**OBJECTIVE:**
Begin at the first of the rows below and stop after the one that contains "main-nav: Home Servicios". Copy those rows with "twitter-button" replaced by "x-button" and nothing else changed.

**SUPPLIED RECORDS:**
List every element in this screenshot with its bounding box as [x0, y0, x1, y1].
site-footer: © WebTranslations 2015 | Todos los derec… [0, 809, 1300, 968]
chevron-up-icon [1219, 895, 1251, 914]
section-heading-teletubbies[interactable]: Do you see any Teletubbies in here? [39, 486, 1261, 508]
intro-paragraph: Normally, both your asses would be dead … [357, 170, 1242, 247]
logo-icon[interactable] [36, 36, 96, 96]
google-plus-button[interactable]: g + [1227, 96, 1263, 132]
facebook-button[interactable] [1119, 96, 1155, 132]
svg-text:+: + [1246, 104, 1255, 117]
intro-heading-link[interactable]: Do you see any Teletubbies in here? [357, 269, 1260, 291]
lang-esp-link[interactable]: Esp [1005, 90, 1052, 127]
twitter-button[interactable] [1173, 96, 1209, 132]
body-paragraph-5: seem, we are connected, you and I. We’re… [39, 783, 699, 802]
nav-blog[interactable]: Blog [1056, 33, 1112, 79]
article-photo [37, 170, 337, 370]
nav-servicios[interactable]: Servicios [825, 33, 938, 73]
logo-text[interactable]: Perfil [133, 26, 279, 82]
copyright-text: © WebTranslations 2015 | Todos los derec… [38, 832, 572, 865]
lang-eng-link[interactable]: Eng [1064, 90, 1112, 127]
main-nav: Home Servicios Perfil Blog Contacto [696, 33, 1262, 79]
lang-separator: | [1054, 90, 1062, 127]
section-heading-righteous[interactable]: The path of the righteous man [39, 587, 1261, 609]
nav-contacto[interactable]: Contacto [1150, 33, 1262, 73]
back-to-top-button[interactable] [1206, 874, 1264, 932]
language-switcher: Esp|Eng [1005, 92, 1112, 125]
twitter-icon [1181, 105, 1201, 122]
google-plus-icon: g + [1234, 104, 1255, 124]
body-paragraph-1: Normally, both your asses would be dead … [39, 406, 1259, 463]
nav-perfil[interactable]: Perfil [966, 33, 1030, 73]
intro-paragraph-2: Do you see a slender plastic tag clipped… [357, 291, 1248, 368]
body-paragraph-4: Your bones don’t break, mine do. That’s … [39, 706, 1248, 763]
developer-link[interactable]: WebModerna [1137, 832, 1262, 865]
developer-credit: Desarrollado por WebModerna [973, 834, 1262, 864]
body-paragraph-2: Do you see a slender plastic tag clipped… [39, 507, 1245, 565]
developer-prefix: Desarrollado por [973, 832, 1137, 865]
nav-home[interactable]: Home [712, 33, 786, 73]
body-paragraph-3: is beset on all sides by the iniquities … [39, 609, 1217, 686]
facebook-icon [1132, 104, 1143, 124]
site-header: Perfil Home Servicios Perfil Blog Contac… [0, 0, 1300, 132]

**OUTPUT:**
List every element in this screenshot with its bounding box as [x0, y0, x1, y1].
site-footer: © WebTranslations 2015 | Todos los derec… [0, 809, 1300, 968]
chevron-up-icon [1219, 895, 1251, 914]
section-heading-teletubbies[interactable]: Do you see any Teletubbies in here? [39, 486, 1261, 508]
intro-paragraph: Normally, both your asses would be dead … [357, 170, 1242, 247]
logo-icon[interactable] [36, 36, 96, 96]
google-plus-button[interactable]: g + [1227, 96, 1263, 132]
facebook-button[interactable] [1119, 96, 1155, 132]
svg-text:+: + [1246, 104, 1255, 117]
intro-heading-link[interactable]: Do you see any Teletubbies in here? [357, 269, 1260, 291]
lang-esp-link[interactable]: Esp [1005, 90, 1052, 127]
x-button[interactable] [1173, 96, 1209, 132]
body-paragraph-5: seem, we are connected, you and I. We’re… [39, 783, 699, 802]
nav-blog[interactable]: Blog [1056, 33, 1112, 79]
article-photo [37, 170, 337, 370]
nav-servicios[interactable]: Servicios [825, 33, 938, 73]
logo-text[interactable]: Perfil [133, 26, 279, 82]
copyright-text: © WebTranslations 2015 | Todos los derec… [38, 832, 572, 865]
lang-eng-link[interactable]: Eng [1064, 90, 1112, 127]
main-nav: Home Servicios Perfil Blog Contacto [696, 33, 1262, 79]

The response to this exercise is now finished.